(Task brief) Report how many lines in the records below contain the word "herds". Give only the number.

....................

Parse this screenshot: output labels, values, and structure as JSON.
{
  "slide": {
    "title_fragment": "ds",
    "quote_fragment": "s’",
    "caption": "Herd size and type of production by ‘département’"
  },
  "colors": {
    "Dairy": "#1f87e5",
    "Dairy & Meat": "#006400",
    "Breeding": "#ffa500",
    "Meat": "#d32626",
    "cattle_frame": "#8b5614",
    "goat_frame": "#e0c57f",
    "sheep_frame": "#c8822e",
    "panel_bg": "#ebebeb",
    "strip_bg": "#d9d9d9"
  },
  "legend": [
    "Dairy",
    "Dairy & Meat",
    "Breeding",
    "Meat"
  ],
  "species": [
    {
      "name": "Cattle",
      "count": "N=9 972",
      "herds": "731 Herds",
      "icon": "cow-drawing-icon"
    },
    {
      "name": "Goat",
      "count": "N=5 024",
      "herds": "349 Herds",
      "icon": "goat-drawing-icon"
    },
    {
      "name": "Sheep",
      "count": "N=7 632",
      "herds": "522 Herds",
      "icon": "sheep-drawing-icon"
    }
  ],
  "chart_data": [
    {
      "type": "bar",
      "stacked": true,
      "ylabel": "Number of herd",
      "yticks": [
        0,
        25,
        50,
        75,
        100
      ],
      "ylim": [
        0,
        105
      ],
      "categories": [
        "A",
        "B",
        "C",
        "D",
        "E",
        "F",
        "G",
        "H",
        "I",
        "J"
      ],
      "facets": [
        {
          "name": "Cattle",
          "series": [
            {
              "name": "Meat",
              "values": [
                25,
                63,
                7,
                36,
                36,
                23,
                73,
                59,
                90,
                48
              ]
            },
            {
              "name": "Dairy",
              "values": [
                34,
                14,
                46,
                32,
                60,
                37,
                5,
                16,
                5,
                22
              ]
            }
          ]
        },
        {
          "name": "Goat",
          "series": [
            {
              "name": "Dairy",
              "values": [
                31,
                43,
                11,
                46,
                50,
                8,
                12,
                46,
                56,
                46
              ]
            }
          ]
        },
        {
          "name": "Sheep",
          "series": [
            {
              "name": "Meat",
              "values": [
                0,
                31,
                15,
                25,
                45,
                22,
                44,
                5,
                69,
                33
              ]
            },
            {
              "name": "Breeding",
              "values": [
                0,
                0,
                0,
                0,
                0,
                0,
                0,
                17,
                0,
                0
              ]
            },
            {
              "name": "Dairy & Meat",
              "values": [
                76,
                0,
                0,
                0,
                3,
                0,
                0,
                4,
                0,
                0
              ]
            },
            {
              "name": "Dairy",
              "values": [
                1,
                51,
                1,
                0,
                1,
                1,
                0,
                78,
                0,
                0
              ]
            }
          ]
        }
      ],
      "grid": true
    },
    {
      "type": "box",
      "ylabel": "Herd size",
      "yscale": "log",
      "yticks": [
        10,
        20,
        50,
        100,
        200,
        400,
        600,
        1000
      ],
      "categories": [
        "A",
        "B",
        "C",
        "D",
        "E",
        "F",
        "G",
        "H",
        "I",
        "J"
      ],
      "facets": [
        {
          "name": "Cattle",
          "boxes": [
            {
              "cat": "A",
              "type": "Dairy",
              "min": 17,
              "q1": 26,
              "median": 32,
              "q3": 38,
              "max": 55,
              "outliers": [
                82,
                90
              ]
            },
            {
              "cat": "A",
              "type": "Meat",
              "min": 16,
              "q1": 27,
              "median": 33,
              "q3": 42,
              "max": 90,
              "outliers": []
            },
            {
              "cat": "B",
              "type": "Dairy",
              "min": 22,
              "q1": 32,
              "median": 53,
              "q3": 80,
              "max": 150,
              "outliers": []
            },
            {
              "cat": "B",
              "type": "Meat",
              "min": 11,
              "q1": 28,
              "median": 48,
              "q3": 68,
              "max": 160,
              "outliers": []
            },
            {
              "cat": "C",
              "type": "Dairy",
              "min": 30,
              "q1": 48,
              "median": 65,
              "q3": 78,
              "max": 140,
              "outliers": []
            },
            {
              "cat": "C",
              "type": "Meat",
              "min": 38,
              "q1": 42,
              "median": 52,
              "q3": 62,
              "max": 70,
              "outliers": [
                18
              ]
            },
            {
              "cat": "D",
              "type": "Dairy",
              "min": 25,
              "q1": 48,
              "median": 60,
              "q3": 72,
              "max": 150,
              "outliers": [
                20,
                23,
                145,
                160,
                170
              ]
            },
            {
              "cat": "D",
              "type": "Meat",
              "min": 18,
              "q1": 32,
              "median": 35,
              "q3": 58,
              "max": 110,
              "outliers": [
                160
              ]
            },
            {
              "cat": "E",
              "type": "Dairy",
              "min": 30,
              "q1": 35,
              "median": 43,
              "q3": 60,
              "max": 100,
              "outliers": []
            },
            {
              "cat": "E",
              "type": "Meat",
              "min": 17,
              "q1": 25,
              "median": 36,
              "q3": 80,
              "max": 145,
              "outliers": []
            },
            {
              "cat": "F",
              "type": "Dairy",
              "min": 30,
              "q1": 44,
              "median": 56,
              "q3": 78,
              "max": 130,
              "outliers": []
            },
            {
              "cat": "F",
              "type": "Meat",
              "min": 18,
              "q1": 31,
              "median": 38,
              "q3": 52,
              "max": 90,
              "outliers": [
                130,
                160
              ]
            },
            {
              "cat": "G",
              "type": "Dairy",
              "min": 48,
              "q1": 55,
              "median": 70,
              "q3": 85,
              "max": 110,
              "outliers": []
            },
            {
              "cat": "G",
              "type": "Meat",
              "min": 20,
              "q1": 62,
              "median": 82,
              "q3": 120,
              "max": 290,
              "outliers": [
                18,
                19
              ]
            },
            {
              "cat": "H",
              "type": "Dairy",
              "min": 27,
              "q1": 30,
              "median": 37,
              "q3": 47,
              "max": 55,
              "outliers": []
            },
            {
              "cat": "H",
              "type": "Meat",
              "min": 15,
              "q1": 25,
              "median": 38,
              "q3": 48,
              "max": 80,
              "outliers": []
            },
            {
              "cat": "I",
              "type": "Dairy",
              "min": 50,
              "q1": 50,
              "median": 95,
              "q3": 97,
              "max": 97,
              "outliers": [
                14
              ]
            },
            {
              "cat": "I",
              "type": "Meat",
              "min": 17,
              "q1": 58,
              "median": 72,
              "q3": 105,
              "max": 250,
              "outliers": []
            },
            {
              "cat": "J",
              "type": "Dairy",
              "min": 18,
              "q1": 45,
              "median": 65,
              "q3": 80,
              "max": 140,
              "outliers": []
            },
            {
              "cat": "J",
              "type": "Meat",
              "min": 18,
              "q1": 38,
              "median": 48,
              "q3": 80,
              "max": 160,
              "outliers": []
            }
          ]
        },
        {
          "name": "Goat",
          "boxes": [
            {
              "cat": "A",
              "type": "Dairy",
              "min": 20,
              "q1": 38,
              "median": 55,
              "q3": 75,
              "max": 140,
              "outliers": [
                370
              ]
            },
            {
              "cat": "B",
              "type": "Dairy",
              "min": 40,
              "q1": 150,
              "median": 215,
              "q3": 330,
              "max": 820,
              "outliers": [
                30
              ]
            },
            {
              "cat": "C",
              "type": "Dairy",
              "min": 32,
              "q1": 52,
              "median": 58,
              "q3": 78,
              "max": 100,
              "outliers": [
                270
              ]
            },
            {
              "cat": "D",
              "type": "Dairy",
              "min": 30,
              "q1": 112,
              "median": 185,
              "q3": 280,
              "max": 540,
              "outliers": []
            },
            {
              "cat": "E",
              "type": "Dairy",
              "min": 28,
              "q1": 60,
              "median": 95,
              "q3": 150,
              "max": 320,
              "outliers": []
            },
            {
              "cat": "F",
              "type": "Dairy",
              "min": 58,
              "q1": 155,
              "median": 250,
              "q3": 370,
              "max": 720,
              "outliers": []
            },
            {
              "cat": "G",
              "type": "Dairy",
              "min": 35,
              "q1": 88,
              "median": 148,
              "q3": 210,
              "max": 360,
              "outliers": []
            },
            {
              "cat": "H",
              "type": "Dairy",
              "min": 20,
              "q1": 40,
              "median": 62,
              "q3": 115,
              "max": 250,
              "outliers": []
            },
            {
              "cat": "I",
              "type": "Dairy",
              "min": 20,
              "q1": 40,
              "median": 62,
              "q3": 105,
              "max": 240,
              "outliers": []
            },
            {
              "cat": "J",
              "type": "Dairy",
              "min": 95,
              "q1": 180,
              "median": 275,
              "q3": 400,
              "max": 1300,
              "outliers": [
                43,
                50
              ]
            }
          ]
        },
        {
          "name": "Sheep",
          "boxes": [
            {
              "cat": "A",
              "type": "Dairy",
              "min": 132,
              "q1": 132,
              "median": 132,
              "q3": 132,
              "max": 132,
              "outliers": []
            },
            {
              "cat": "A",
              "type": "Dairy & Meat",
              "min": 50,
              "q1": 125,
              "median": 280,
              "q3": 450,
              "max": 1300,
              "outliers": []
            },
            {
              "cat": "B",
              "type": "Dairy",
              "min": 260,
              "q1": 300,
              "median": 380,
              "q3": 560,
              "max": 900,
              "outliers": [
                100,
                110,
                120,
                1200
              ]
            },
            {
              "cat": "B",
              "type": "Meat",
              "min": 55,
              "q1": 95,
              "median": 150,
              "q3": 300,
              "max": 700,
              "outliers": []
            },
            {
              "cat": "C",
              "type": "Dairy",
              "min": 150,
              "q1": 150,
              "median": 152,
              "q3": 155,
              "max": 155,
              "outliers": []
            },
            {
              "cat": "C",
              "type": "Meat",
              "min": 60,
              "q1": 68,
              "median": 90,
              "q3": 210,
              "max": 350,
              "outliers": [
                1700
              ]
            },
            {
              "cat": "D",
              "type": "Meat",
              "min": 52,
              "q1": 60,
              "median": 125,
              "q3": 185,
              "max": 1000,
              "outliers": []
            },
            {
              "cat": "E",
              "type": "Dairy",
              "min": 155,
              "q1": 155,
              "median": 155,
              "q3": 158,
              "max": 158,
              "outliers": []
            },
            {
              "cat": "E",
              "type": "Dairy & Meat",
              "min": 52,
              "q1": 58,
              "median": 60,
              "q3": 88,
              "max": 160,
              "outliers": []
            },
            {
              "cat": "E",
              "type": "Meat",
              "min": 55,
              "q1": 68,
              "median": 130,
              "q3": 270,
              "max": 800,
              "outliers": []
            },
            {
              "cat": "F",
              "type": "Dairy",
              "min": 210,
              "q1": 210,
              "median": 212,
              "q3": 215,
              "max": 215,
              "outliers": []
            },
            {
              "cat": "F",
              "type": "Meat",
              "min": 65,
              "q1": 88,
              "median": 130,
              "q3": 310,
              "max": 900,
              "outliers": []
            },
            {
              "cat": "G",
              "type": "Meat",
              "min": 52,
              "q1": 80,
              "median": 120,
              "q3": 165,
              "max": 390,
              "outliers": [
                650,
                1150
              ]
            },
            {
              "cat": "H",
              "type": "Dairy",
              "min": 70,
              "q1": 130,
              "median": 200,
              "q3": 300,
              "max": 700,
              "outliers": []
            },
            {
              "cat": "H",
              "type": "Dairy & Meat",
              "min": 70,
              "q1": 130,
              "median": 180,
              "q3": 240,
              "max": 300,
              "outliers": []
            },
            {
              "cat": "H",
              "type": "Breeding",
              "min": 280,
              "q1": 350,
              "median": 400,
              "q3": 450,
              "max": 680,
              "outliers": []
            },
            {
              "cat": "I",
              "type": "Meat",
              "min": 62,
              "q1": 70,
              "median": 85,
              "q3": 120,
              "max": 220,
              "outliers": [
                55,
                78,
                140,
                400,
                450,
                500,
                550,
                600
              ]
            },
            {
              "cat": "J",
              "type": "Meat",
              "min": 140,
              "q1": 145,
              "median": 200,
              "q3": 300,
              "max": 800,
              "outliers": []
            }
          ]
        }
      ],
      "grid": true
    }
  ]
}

....................

(Task result) 3